What to work on:
Transcribe the records below exactly, leaving out any pictures.

--- START OF Dataset excerpts ---

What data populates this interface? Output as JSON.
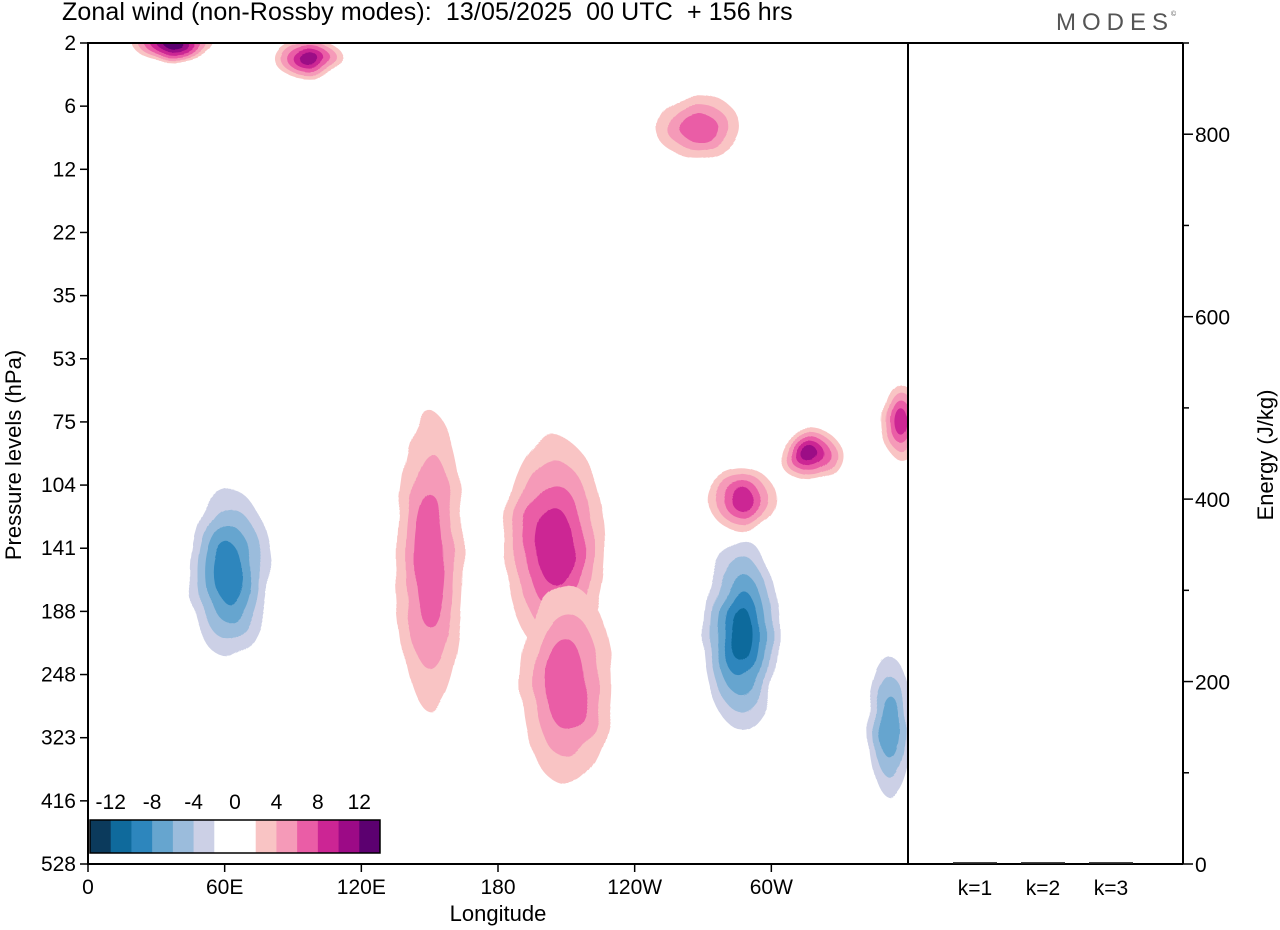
{
  "title": "Zonal wind (non-Rossby modes):  13/05/2025  00 UTC  + 156 hrs",
  "brand": {
    "text": "MODES",
    "mark": "©"
  },
  "chart_data": [
    {
      "type": "heatmap",
      "title": "Zonal wind (non-Rossby modes):  13/05/2025  00 UTC  + 156 hrs",
      "xlabel": "Longitude",
      "ylabel": "Pressure levels (hPa)",
      "x_ticks": [
        "0",
        "60E",
        "120E",
        "180",
        "120W",
        "60W"
      ],
      "y_ticks": [
        "2",
        "6",
        "12",
        "22",
        "35",
        "53",
        "75",
        "104",
        "141",
        "188",
        "248",
        "323",
        "416",
        "528"
      ],
      "y_scale": "pressure levels, top = 2 hPa",
      "colorbar": {
        "labels": [
          "-12",
          "-8",
          "-4",
          "0",
          "4",
          "8",
          "12"
        ],
        "colors": [
          "#0b3a5c",
          "#0f6a9c",
          "#2d86bd",
          "#66a5cf",
          "#9bbcdc",
          "#ccd0e6",
          "#ffffff",
          "#ffffff",
          "#f9c4c4",
          "#f59ab8",
          "#ea5da6",
          "#cc2594",
          "#9c0a86",
          "#5c0070"
        ],
        "placement": "bottom-left"
      },
      "features": [
        {
          "label": "positive",
          "lon": 150,
          "p": 150,
          "value": 6
        },
        {
          "label": "positive",
          "lon": 205,
          "p": 140,
          "value": 8
        },
        {
          "label": "positive",
          "lon": 210,
          "p": 260,
          "value": 7
        },
        {
          "label": "negative",
          "lon": 62,
          "p": 160,
          "value": -9
        },
        {
          "label": "negative",
          "lon": 287,
          "p": 210,
          "value": -11
        },
        {
          "label": "positive",
          "lon": 287,
          "p": 112,
          "value": 9
        },
        {
          "label": "positive",
          "lon": 317,
          "p": 90,
          "value": 10
        },
        {
          "label": "positive",
          "lon": 357,
          "p": 75,
          "value": 9
        },
        {
          "label": "positive",
          "lon": 268,
          "p": 8,
          "value": 7
        },
        {
          "label": "positive",
          "lon": 37,
          "p": 2,
          "value": 12
        },
        {
          "label": "positive",
          "lon": 97,
          "p": 3,
          "value": 11
        },
        {
          "label": "negative",
          "lon": 352,
          "p": 310,
          "value": -7
        }
      ]
    },
    {
      "type": "bar",
      "categories": [
        "k=1",
        "k=2",
        "k=3"
      ],
      "values": [
        1,
        1,
        1
      ],
      "ylabel": "Energy (J/kg)",
      "ylim": [
        0,
        900
      ],
      "y_ticks": [
        "0",
        "200",
        "400",
        "600",
        "800"
      ]
    }
  ]
}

--- END OF Dataset excerpts ---

Exercise solution:
What data populates this interface? Output as JSON.
{
  "title": "Zonal wind (non-Rossby modes):  13/05/2025  00 UTC  + 156 hrs",
  "brand": {
    "text": "MODES",
    "mark": "©"
  },
  "chart_data": [
    {
      "type": "heatmap",
      "title": "Zonal wind (non-Rossby modes):  13/05/2025  00 UTC  + 156 hrs",
      "xlabel": "Longitude",
      "ylabel": "Pressure levels (hPa)",
      "x_ticks": [
        "0",
        "60E",
        "120E",
        "180",
        "120W",
        "60W"
      ],
      "y_ticks": [
        "2",
        "6",
        "12",
        "22",
        "35",
        "53",
        "75",
        "104",
        "141",
        "188",
        "248",
        "323",
        "416",
        "528"
      ],
      "y_scale": "pressure levels, top = 2 hPa",
      "colorbar": {
        "labels": [
          "-12",
          "-8",
          "-4",
          "0",
          "4",
          "8",
          "12"
        ],
        "colors": [
          "#0b3a5c",
          "#0f6a9c",
          "#2d86bd",
          "#66a5cf",
          "#9bbcdc",
          "#ccd0e6",
          "#ffffff",
          "#ffffff",
          "#f9c4c4",
          "#f59ab8",
          "#ea5da6",
          "#cc2594",
          "#9c0a86",
          "#5c0070"
        ],
        "placement": "bottom-left"
      },
      "features": [
        {
          "label": "positive",
          "lon": 150,
          "p": 150,
          "value": 6
        },
        {
          "label": "positive",
          "lon": 205,
          "p": 140,
          "value": 8
        },
        {
          "label": "positive",
          "lon": 210,
          "p": 260,
          "value": 7
        },
        {
          "label": "negative",
          "lon": 62,
          "p": 160,
          "value": -9
        },
        {
          "label": "negative",
          "lon": 287,
          "p": 210,
          "value": -11
        },
        {
          "label": "positive",
          "lon": 287,
          "p": 112,
          "value": 9
        },
        {
          "label": "positive",
          "lon": 317,
          "p": 90,
          "value": 10
        },
        {
          "label": "positive",
          "lon": 357,
          "p": 75,
          "value": 9
        },
        {
          "label": "positive",
          "lon": 268,
          "p": 8,
          "value": 7
        },
        {
          "label": "positive",
          "lon": 37,
          "p": 2,
          "value": 12
        },
        {
          "label": "positive",
          "lon": 97,
          "p": 3,
          "value": 11
        },
        {
          "label": "negative",
          "lon": 352,
          "p": 310,
          "value": -7
        }
      ]
    },
    {
      "type": "bar",
      "categories": [
        "k=1",
        "k=2",
        "k=3"
      ],
      "values": [
        1,
        1,
        1
      ],
      "ylabel": "Energy (J/kg)",
      "ylim": [
        0,
        900
      ],
      "y_ticks": [
        "0",
        "200",
        "400",
        "600",
        "800"
      ]
    }
  ]
}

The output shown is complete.